Ich habe doch noch nachgezählt, mehr als dein Prolog ... WTF. O.O
Und, yes!
10. Kommentar.^^


LG
L-San


Von:  L-San
2013-10-30T12:13:57+00:00 30.10.2013 13:13


Hallo!


Durch mehrere Umwegen und Empfehlungen hab ich mich doch noch durchgerungen, mal in deinen Digimon-FFs zu schnuppern, sonst lese ich ja fast nur Naruto-FFs.^^
Wie dem auch sei, ich denke, ich kann diese FF problemlos lesen, vor allem, da ich die allererste Generation von Digimon gesehen habe, die mir irgendwie immer noch im Gedächtnis haftet.
Ein bisschen googlen bei Unklarheiten, wird mir nicht schaden.^^
Ich sollte mal anfangen, sonst artet mein Kommentar noch zu einem riesigen Roman, der deinen Prolog übertrifft. ;]


Kurzbeschreibung:
Wie bereits von dir gewohnt, klingt die Kurzbeschreibung immer sehr interessant, und du entwirfst anscheinend immer Trailer zu deiner FF, was ich beeindruckend finde.^^
Was mich ein wenig stört, ist die Masse der Kurzbeschreibung, die mich doch etwas überschlägt und ein wenig verschreckt.
Ich bin jemand, der gerne kurze und aussagekräftige Kurzbeschreibungen mag, aber das ist ja nur mein subjektives Empfinden, und jeder Autor soll nach seiner Façon handeln.
Was ich schön gefunden hätte, wäre, wenn du beim Text oben und unten ein wenig Luft gemacht hättest, sodass es eben besser und angenehmer auffällt.
Des weiteren hätte man vielleicht das Autorenvorwort erst am Ende, zum Schluss schreiben sollen, und nicht in der Mitte, denn wenn man eine FF anklickt, dann schaut man als Leser in der Regel direkt auf die Mitte, wo der Inhalt steht, der einem sagt, worum es in der Geschichte geht.
Also die Inhaltsangabe hätte man vielleicht deutlicher machen können.
Zum Beispiel durch Fett, oder die Angabe Inhalt:, oder gleich am Anfang, noch unter dem Zitat einfügen, usw.
Ähm, ich glaub, mehr hab ich nicht zu sagen.
Cover und Bilder zu den Charakteren sehen ansprechend aus.
Auch die Charakterbeschreibung klingt interessant und hilft mir beim Erfassen deiner FF, da es schon lange her, seit ich Digimon gesehen habe.^^
Ein paar kleine formale Fehler sind eingeschlichen in der Charakterbeschreibung, die Gedankenstriche sind mal kurz, mal lang.

> **ARBEITSANWEISUNGEN**
(1) Prüfen Sie, ob die Aussagen (a) bis (c) mit dem Seitenauszug übereinstimmen, und belegen Sie jede Antwort mit den entscheidenden Worten daraus: (a) Die kommentierende Person liest sonst fast nur Naruto-FFs. (b) Die kommentierende Person hat die allererste Generation von Digimon nie gesehen. (c) Die Gedankenstriche in der Charakterbeschreibung sind einheitlich lang.
(2) An welcher Stelle hätte das Autorenvorwort laut dem Seitenauszug besser gestanden?
Die anschließende Auflistung stammt aus einer anderen Quelle.

> **AUSZÜGE DER AUFLISTUNG**
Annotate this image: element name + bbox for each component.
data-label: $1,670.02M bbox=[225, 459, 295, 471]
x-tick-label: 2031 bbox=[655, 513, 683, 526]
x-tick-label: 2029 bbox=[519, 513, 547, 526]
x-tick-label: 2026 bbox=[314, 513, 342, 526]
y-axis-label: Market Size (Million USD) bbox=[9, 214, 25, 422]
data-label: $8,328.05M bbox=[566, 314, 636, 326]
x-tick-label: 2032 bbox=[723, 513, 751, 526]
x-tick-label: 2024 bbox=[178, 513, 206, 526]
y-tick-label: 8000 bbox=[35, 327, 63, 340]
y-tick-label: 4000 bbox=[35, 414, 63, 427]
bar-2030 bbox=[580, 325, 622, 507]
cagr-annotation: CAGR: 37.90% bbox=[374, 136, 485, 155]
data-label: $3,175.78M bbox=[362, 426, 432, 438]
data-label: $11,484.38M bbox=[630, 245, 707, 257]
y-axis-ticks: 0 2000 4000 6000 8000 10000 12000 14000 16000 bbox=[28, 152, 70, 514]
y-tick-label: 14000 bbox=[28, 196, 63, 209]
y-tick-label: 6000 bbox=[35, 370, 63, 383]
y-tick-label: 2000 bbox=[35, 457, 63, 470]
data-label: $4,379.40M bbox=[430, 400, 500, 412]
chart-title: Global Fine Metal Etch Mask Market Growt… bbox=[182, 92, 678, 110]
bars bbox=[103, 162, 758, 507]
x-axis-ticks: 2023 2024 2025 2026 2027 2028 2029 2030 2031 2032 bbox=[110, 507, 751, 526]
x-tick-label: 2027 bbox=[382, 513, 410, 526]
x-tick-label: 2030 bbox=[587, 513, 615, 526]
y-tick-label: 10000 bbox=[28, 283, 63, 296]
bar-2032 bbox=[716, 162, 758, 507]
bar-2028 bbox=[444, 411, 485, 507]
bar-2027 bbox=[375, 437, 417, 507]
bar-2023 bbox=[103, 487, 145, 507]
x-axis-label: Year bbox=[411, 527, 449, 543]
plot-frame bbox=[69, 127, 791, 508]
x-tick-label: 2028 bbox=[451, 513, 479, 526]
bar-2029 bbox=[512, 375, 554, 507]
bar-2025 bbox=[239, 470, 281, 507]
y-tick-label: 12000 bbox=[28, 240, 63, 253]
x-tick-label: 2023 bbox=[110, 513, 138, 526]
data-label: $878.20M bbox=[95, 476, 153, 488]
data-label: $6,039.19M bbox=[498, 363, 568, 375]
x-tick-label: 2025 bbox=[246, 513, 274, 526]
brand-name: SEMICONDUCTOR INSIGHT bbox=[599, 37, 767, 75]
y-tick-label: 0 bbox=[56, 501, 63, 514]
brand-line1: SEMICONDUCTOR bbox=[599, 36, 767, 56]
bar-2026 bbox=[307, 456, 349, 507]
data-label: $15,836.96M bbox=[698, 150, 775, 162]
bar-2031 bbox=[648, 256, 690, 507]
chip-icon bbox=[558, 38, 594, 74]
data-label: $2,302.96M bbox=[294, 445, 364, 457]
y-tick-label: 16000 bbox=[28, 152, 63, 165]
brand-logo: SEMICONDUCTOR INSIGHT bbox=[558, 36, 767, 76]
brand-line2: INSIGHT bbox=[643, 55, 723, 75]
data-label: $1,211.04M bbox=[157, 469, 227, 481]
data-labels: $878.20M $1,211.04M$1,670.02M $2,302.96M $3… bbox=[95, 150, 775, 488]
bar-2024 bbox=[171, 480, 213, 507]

> **LÖSUNGEN**
(1)
(a) Ja: „sonst lese ich ja fast nur Naruto-FFs“
(b) Nein: „da ich die allererste Generation von Digimon gesehen habe“
(c) Nein: „die Gedankenstriche sind mal kurz, mal lang“

(2) Erst am Ende, zum Schluss, und nicht in der Mitte.